Written request:
Look through the data below. Show each line where the string "года" occurs.

______

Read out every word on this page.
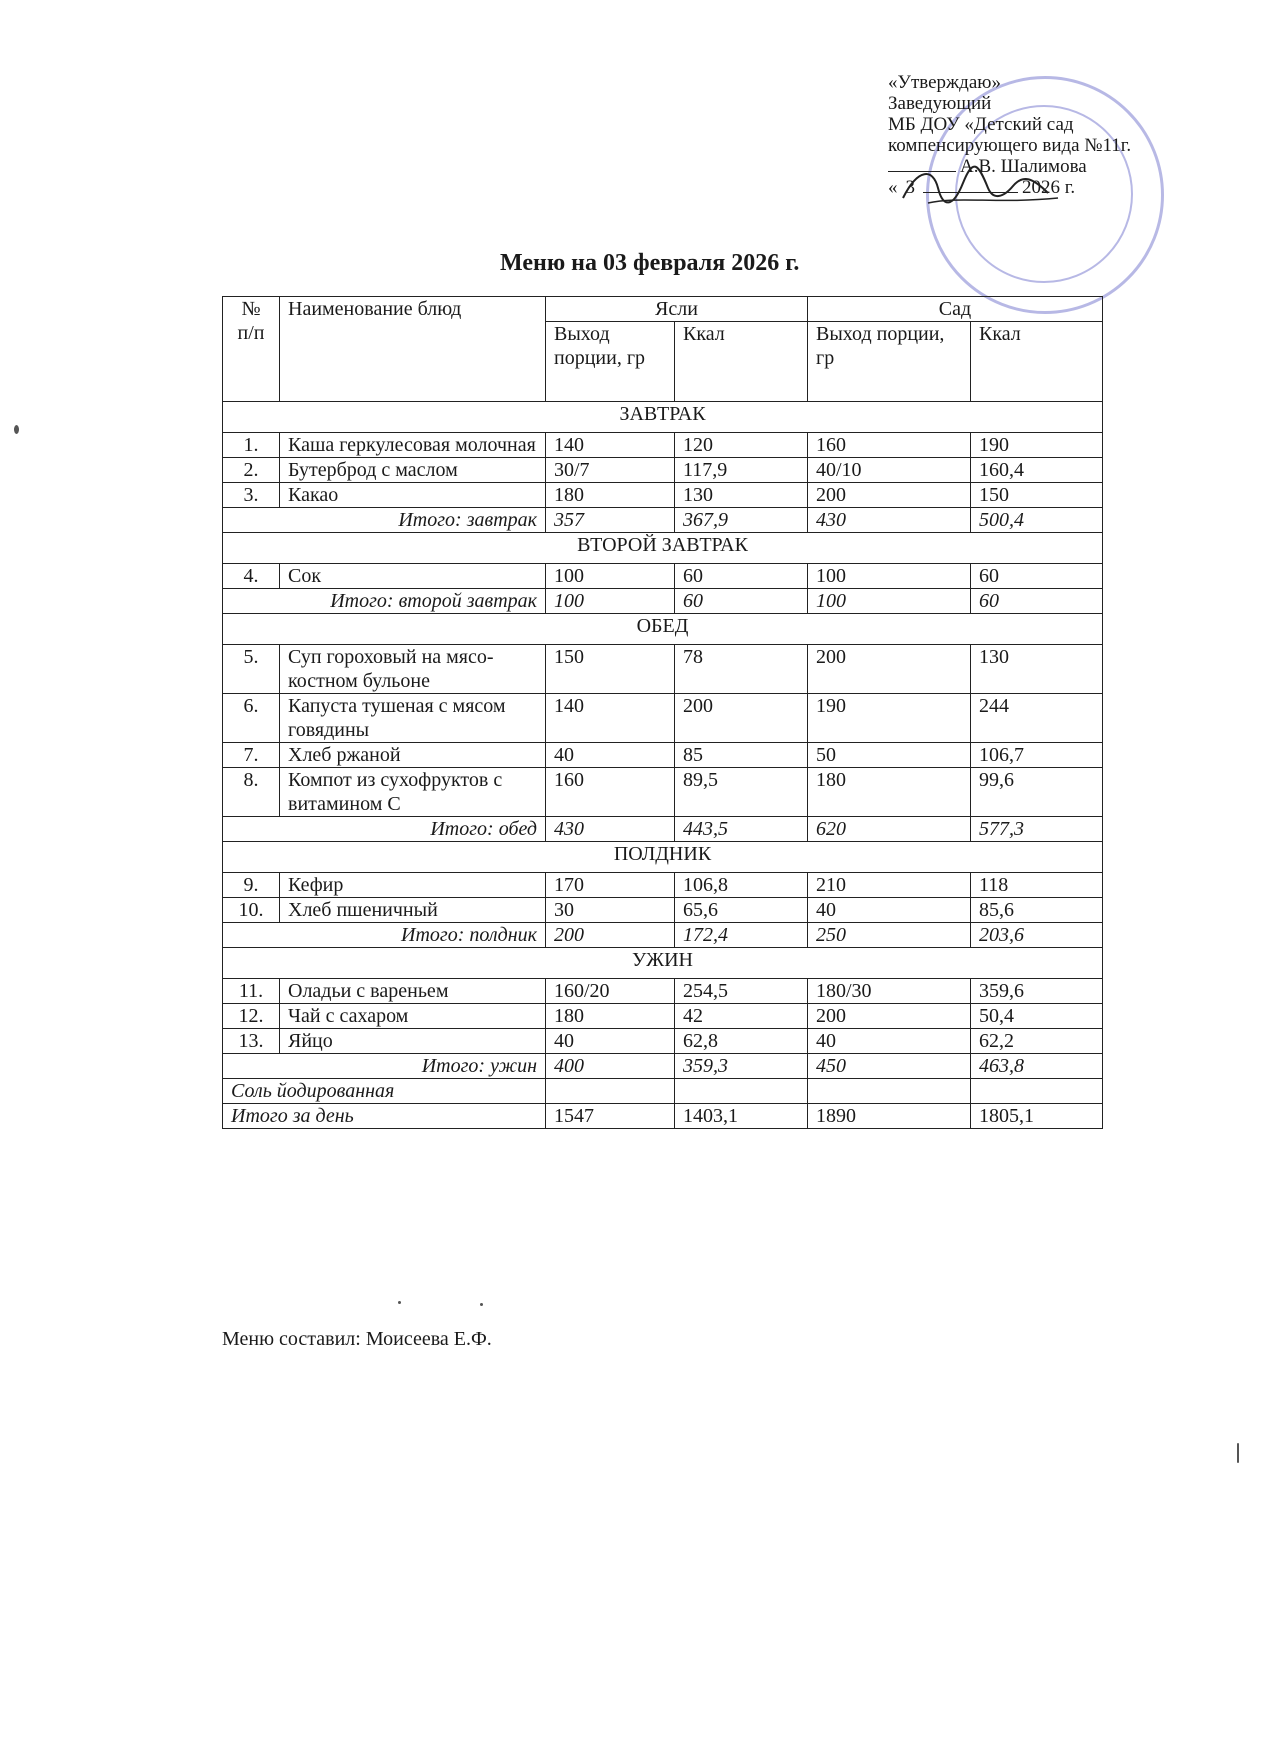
«Утверждаю»
Заведующий
МБ ДОУ «Детский сад
компенсирующего вида №11г.
А.В. Шалимова
« 3	2026 г.
Меню на 03 февраля 2026 г.
№ п/п	Наименование блюд	Ясли		Сад	
		Выход порции, гр	Ккал	Выход порции, гр	Ккал
ЗАВТРАК					
1.	Каша геркулесовая молочная	140	120	160	190
2.	Бутерброд с маслом	30/7	117,9	40/10	160,4
3.	Какао	180	130	200	150
Итого: завтрак		357	367,9	430	500,4
ВТОРОЙ ЗАВТРАК					
4.	Сок	100	60	100	60
Итого: второй завтрак		100	60	100	60
ОБЕД					
5.	Суп гороховый на мясо-костном бульоне	150	78	200	130
6.	Капуста тушеная с мясом говядины	140	200	190	244
7.	Хлеб ржаной	40	85	50	106,7
8.	Компот из сухофруктов с витамином С	160	89,5	180	99,6
Итого: обед		430	443,5	620	577,3
ПОЛДНИК					
9.	Кефир	170	106,8	210	118
10.	Хлеб пшеничный	30	65,6	40	85,6
Итого: полдник		200	172,4	250	203,6
УЖИН					
11.	Оладьи с вареньем	160/20	254,5	180/30	359,6
12.	Чай с сахаром	180	42	200	50,4
13.	Яйцо	40	62,8	40	62,2
Итого: ужин		400	359,3	450	463,8
Соль йодированная					
Итого за день		1547	1403,1	1890	1805,1
Меню составил: Моисеева Е.Ф.
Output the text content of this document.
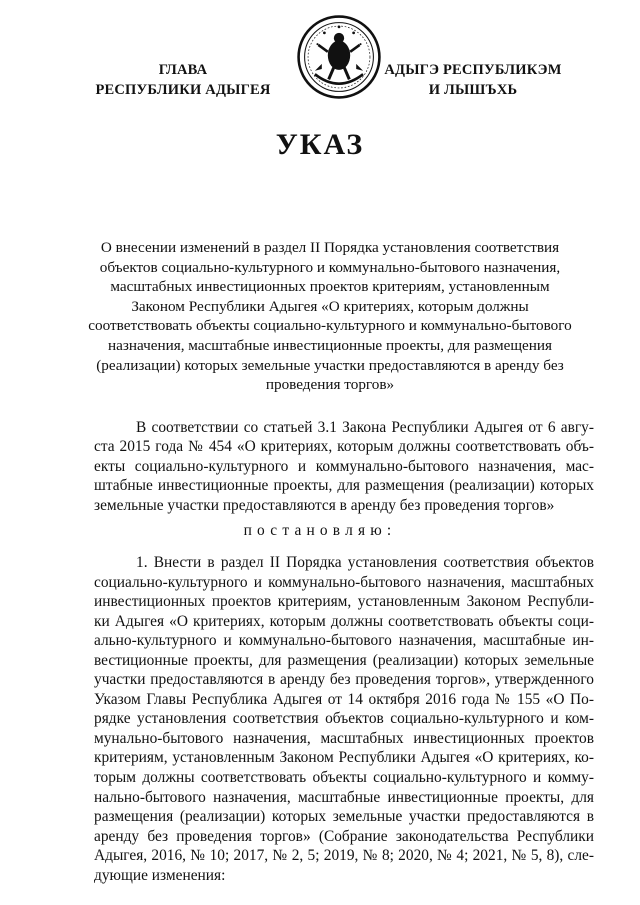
ГЛАВА
РЕСПУБЛИКИ АДЫГЕЯ
АДЫГЭ РЕСПУБЛИКЭМ
И ЛЫШЪХЬ
УКАЗ
О внесении изменений в раздел II Порядка установления соответствия
объектов социально-культурного и коммунально-бытового назначения,
масштабных инвестиционных проектов критериям, установленным
Законом Республики Адыгея «О критериях, которым должны
соответствовать объекты социально-культурного и коммунально-бытового
назначения, масштабные инвестиционные проекты, для размещения
(реализации) которых земельные участки предоставляются в аренду без
проведения торгов»
В соответствии со статьей 3.1 Закона Республики Адыгея от 6 авгу-
ста 2015 года № 454 «О критериях, которым должны соответствовать объ-
екты социально-культурного и коммунально-бытового назначения, мас-
штабные инвестиционные проекты, для размещения (реализации) которых
земельные участки предоставляются в аренду без проведения торгов»
постановляю:
1. Внести в раздел II Порядка установления соответствия объектов
социально-культурного и коммунально-бытового назначения, масштабных
инвестиционных проектов критериям, установленным Законом Республи-
ки Адыгея «О критериях, которым должны соответствовать объекты соци-
ально-культурного и коммунально-бытового назначения, масштабные ин-
вестиционные проекты, для размещения (реализации) которых земельные
участки предоставляются в аренду без проведения торгов», утвержденного
Указом Главы Республика Адыгея от 14 октября 2016 года № 155 «О По-
рядке установления соответствия объектов социально-культурного и ком-
мунально-бытового назначения, масштабных инвестиционных проектов
критериям, установленным Законом Республики Адыгея «О критериях, ко-
торым должны соответствовать объекты социально-культурного и комму-
нально-бытового назначения, масштабные инвестиционные проекты, для
размещения (реализации) которых земельные участки предоставляются в
аренду без проведения торгов» (Собрание законодательства Республики
Адыгея, 2016, № 10; 2017, № 2, 5; 2019, № 8; 2020, № 4; 2021, № 5, 8), сле-
дующие изменения:
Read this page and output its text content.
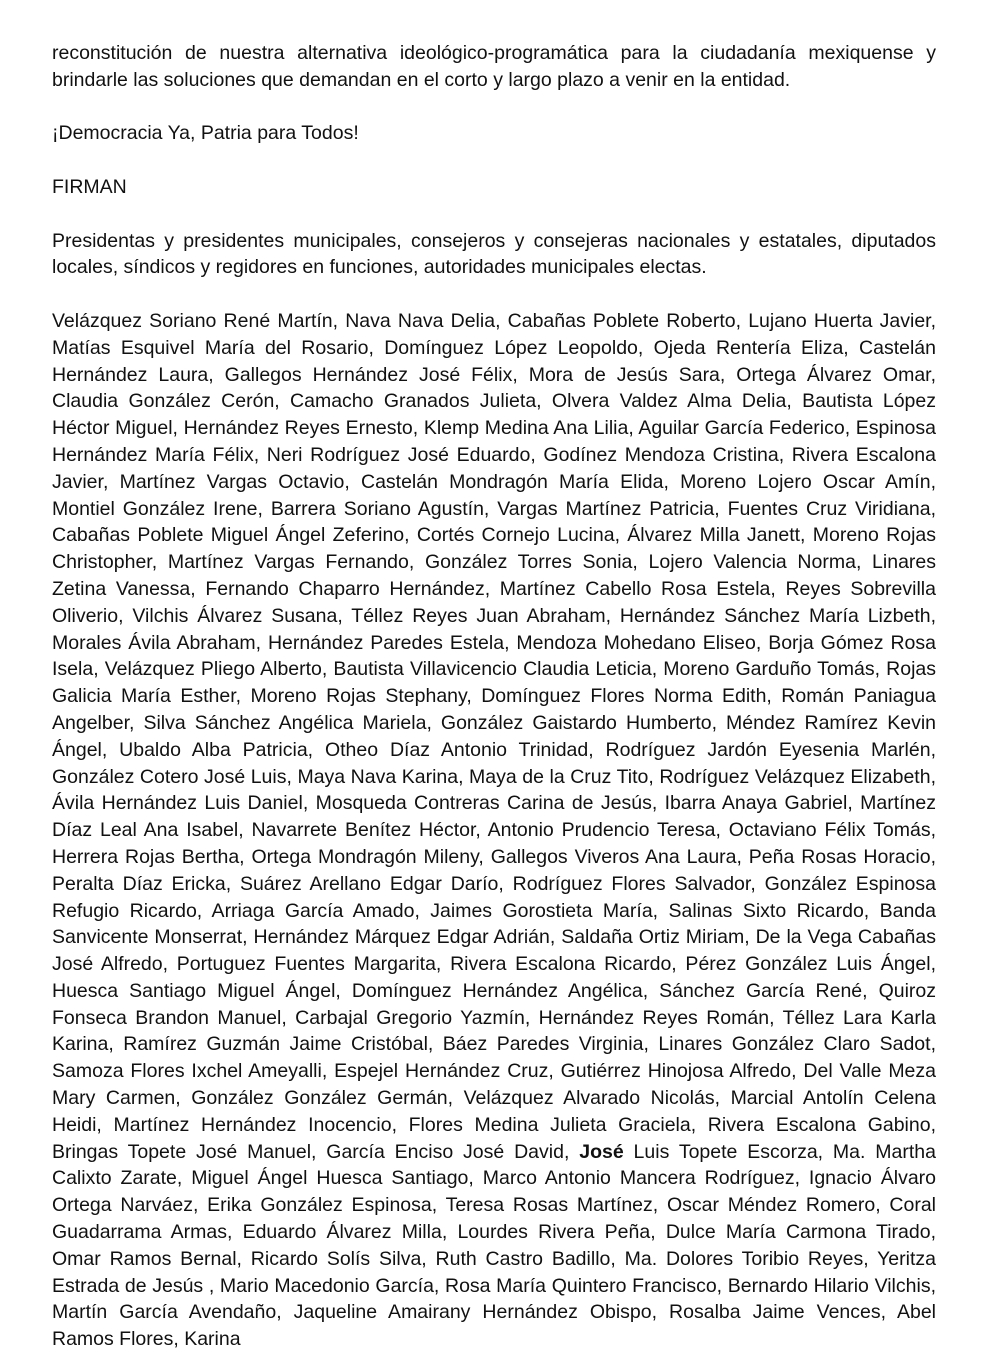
reconstitución de nuestra alternativa ideológico-programática para la ciudadanía mexiquense y brindarle las soluciones que demandan en el corto y largo plazo a venir en la entidad.

¡Democracia Ya, Patria para Todos!

FIRMAN

Presidentas y presidentes municipales, consejeros y consejeras nacionales y estatales, diputados locales, síndicos y regidores en funciones, autoridades municipales electas.

Velázquez Soriano René Martín, Nava Nava Delia, Cabañas Poblete Roberto, Lujano Huerta Javier, Matías Esquivel María del Rosario, Domínguez López Leopoldo, Ojeda Rentería Eliza, Castelán Hernández Laura, Gallegos Hernández José Félix, Mora de Jesús Sara, Ortega Álvarez Omar, Claudia González Cerón, Camacho Granados Julieta, Olvera Valdez Alma Delia, Bautista López Héctor Miguel, Hernández Reyes Ernesto, Klemp Medina Ana Lilia, Aguilar García Federico, Espinosa Hernández María Félix, Neri Rodríguez José Eduardo, Godínez Mendoza Cristina, Rivera Escalona Javier, Martínez Vargas Octavio, Castelán Mondragón María Elida, Moreno Lojero Oscar Amín, Montiel González Irene, Barrera Soriano Agustín, Vargas Martínez Patricia, Fuentes Cruz Viridiana, Cabañas Poblete Miguel Ángel Zeferino, Cortés Cornejo Lucina, Álvarez Milla Janett, Moreno Rojas Christopher, Martínez Vargas Fernando, González Torres Sonia, Lojero Valencia Norma, Linares Zetina Vanessa, Fernando Chaparro Hernández, Martínez Cabello Rosa Estela, Reyes Sobrevilla Oliverio, Vilchis Álvarez Susana, Téllez Reyes Juan Abraham, Hernández Sánchez María Lizbeth, Morales Ávila Abraham, Hernández Paredes Estela, Mendoza Mohedano Eliseo, Borja Gómez Rosa Isela, Velázquez Pliego Alberto, Bautista Villavicencio Claudia Leticia, Moreno Garduño Tomás, Rojas Galicia María Esther, Moreno Rojas Stephany, Domínguez Flores Norma Edith, Román Paniagua Angelber, Silva Sánchez Angélica Mariela, González Gaistardo Humberto, Méndez Ramírez Kevin Ángel, Ubaldo Alba Patricia, Otheo Díaz Antonio Trinidad, Rodríguez Jardón Eyesenia Marlén, González Cotero José Luis, Maya Nava Karina, Maya de la Cruz Tito, Rodríguez Velázquez Elizabeth, Ávila Hernández Luis Daniel, Mosqueda Contreras Carina de Jesús, Ibarra Anaya Gabriel, Martínez Díaz Leal Ana Isabel, Navarrete Benítez Héctor, Antonio Prudencio Teresa, Octaviano Félix Tomás, Herrera Rojas Bertha, Ortega Mondragón Mileny, Gallegos Viveros Ana Laura, Peña Rosas Horacio, Peralta Díaz Ericka, Suárez Arellano Edgar Darío, Rodríguez Flores Salvador, González Espinosa Refugio Ricardo, Arriaga García Amado, Jaimes Gorostieta María, Salinas Sixto Ricardo, Banda Sanvicente Monserrat, Hernández Márquez Edgar Adrián, Saldaña Ortiz Miriam, De la Vega Cabañas José Alfredo, Portuguez Fuentes Margarita, Rivera Escalona Ricardo, Pérez González Luis Ángel, Huesca Santiago Miguel Ángel, Domínguez Hernández Angélica, Sánchez García René, Quiroz Fonseca Brandon Manuel, Carbajal Gregorio Yazmín, Hernández Reyes Román, Téllez Lara Karla Karina, Ramírez Guzmán Jaime Cristóbal, Báez Paredes Virginia, Linares González Claro Sadot, Samoza Flores Ixchel Ameyalli, Espejel Hernández Cruz, Gutiérrez Hinojosa Alfredo, Del Valle Meza Mary Carmen, González González Germán, Velázquez Alvarado Nicolás, Marcial Antolín Celena Heidi, Martínez Hernández Inocencio, Flores Medina Julieta Graciela, Rivera Escalona Gabino, Bringas Topete José Manuel, García Enciso José David, José Luis Topete Escorza, Ma. Martha Calixto Zarate, Miguel Ángel Huesca Santiago, Marco Antonio Mancera Rodríguez, Ignacio Álvaro Ortega Narváez, Erika González Espinosa, Teresa Rosas Martínez, Oscar Méndez Romero, Coral Guadarrama Armas, Eduardo Álvarez Milla, Lourdes Rivera Peña, Dulce María Carmona Tirado, Omar Ramos Bernal, Ricardo Solís Silva, Ruth Castro Badillo, Ma. Dolores Toribio Reyes, Yeritza Estrada de Jesús , Mario Macedonio García, Rosa María Quintero Francisco, Bernardo Hilario Vilchis, Martín García Avendaño, Jaqueline Amairany Hernández Obispo, Rosalba Jaime Vences, Abel Ramos Flores, Karina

______

Result for this task:
ста 2015 года № 454 «О критериях, которым должны соответствовать объ-
Указом Главы Республика Адыгея от 14 октября 2016 года № 155 «О По-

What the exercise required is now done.